* [SET PROBLEM] Transcribe the entries below exactly.

Dataset entries
⟨

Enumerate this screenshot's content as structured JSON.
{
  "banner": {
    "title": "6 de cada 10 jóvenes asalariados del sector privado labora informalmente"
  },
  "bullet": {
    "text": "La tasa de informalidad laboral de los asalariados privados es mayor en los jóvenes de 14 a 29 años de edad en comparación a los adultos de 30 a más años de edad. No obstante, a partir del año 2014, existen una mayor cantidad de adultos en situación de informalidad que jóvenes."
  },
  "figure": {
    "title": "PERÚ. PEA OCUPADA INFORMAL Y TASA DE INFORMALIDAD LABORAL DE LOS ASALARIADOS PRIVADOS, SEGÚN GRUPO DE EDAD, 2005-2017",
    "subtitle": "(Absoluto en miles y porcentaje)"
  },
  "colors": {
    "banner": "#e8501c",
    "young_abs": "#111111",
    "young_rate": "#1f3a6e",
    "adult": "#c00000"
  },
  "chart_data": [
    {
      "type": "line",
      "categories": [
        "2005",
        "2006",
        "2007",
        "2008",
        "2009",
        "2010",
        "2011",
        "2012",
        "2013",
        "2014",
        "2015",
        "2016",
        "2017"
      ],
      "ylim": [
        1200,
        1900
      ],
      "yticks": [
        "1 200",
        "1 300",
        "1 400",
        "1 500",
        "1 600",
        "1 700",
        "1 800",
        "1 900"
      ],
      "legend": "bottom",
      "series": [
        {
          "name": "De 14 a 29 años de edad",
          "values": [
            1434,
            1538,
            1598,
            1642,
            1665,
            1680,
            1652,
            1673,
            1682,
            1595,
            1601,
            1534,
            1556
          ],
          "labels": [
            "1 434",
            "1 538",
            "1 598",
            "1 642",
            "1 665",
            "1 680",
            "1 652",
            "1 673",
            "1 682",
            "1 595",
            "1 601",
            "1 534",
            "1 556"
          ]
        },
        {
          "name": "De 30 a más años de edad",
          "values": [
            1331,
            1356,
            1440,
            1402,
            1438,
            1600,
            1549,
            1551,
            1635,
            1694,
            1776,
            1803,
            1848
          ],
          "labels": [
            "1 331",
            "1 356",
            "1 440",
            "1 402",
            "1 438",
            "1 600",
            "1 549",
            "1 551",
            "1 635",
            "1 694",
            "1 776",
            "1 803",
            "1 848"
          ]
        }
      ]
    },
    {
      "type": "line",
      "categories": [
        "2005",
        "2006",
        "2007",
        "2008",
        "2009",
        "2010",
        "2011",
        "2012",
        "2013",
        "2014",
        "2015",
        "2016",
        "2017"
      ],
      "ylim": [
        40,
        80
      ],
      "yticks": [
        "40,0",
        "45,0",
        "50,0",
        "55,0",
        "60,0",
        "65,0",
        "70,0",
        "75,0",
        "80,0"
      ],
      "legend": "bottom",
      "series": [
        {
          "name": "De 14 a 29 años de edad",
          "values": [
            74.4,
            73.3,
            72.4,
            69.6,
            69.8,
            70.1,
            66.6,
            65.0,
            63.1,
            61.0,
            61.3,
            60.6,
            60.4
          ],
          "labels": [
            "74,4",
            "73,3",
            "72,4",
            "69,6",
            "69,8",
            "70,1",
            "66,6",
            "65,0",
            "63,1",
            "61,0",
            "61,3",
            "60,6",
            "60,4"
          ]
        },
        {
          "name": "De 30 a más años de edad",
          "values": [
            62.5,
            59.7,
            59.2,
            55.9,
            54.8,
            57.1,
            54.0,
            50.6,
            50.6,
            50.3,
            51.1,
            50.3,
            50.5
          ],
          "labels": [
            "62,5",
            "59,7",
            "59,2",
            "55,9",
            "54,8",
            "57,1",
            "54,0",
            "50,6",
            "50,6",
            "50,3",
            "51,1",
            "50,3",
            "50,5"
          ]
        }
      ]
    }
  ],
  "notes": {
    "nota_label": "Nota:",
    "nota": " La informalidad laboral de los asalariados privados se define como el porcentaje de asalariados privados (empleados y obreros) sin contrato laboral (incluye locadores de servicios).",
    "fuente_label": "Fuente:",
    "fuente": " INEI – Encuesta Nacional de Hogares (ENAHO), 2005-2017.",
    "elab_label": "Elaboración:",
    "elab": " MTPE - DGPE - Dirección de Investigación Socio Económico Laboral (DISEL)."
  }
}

⟩

* [EXERCISE ANSWER]
Enumerate this screenshot's content as structured JSON.
{
  "banner": {
    "title": "6 de cada 10 jóvenes asalariados del sector privado labora informalmente"
  },
  "bullet": {
    "text": "La tasa de informalidad laboral de los asalariados privados es mayor en los jóvenes de 14 a 29 años de edad en comparación a los adultos de 30 a más años de edad. No obstante, a partir del año 2014, existen una mayor cantidad de adultos en situación de informalidad que jóvenes."
  },
  "figure": {
    "title": "PERÚ. PEA OCUPADA INFORMAL Y TASA DE INFORMALIDAD LABORAL DE LOS ASALARIADOS PRIVADOS, SEGÚN GRUPO DE EDAD, 2005-2017",
    "subtitle": "(Absoluto en miles y porcentaje)"
  },
  "colors": {
    "banner": "#e8501c",
    "young_abs": "#111111",
    "young_rate": "#1f3a6e",
    "adult": "#c00000"
  },
  "chart_data": [
    {
      "type": "line",
      "categories": [
        "2005",
        "2006",
        "2007",
        "2008",
        "2009",
        "2010",
        "2011",
        "2012",
        "2013",
        "2014",
        "2015",
        "2016",
        "2017"
      ],
      "ylim": [
        1200,
        1900
      ],
      "yticks": [
        "1 200",
        "1 300",
        "1 400",
        "1 500",
        "1 600",
        "1 700",
        "1 800",
        "1 900"
      ],
      "legend": "bottom",
      "series": [
        {
          "name": "De 14 a 29 años de edad",
          "values": [
            1434,
            1538,
            1598,
            1642,
            1665,
            1680,
            1652,
            1673,
            1682,
            1595,
            1601,
            1534,
            1556
          ],
          "labels": [
            "1 434",
            "1 538",
            "1 598",
            "1 642",
            "1 665",
            "1 680",
            "1 652",
            "1 673",
            "1 682",
            "1 595",
            "1 601",
            "1 534",
            "1 556"
          ]
        },
        {
          "name": "De 30 a más años de edad",
          "values": [
            1331,
            1356,
            1440,
            1402,
            1438,
            1600,
            1549,
            1551,
            1635,
            1694,
            1776,
            1803,
            1848
          ],
          "labels": [
            "1 331",
            "1 356",
            "1 440",
            "1 402",
            "1 438",
            "1 600",
            "1 549",
            "1 551",
            "1 635",
            "1 694",
            "1 776",
            "1 803",
            "1 848"
          ]
        }
      ]
    },
    {
      "type": "line",
      "categories": [
        "2005",
        "2006",
        "2007",
        "2008",
        "2009",
        "2010",
        "2011",
        "2012",
        "2013",
        "2014",
        "2015",
        "2016",
        "2017"
      ],
      "ylim": [
        40,
        80
      ],
      "yticks": [
        "40,0",
        "45,0",
        "50,0",
        "55,0",
        "60,0",
        "65,0",
        "70,0",
        "75,0",
        "80,0"
      ],
      "legend": "bottom",
      "series": [
        {
          "name": "De 14 a 29 años de edad",
          "values": [
            74.4,
            73.3,
            72.4,
            69.6,
            69.8,
            70.1,
            66.6,
            65.0,
            63.1,
            61.0,
            61.3,
            60.6,
            60.4
          ],
          "labels": [
            "74,4",
            "73,3",
            "72,4",
            "69,6",
            "69,8",
            "70,1",
            "66,6",
            "65,0",
            "63,1",
            "61,0",
            "61,3",
            "60,6",
            "60,4"
          ]
        },
        {
          "name": "De 30 a más años de edad",
          "values": [
            62.5,
            59.7,
            59.2,
            55.9,
            54.8,
            57.1,
            54.0,
            50.6,
            50.6,
            50.3,
            51.1,
            50.3,
            50.5
          ],
          "labels": [
            "62,5",
            "59,7",
            "59,2",
            "55,9",
            "54,8",
            "57,1",
            "54,0",
            "50,6",
            "50,6",
            "50,3",
            "51,1",
            "50,3",
            "50,5"
          ]
        }
      ]
    }
  ],
  "notes": {
    "nota_label": "Nota:",
    "nota": " La informalidad laboral de los asalariados privados se define como el porcentaje de asalariados privados (empleados y obreros) sin contrato laboral (incluye locadores de servicios).",
    "fuente_label": "Fuente:",
    "fuente": " INEI – Encuesta Nacional de Hogares (ENAHO), 2005-2017.",
    "elab_label": "Elaboración:",
    "elab": " MTPE - DGPE - Dirección de Investigación Socio Económico Laboral (DISEL)."
  }
}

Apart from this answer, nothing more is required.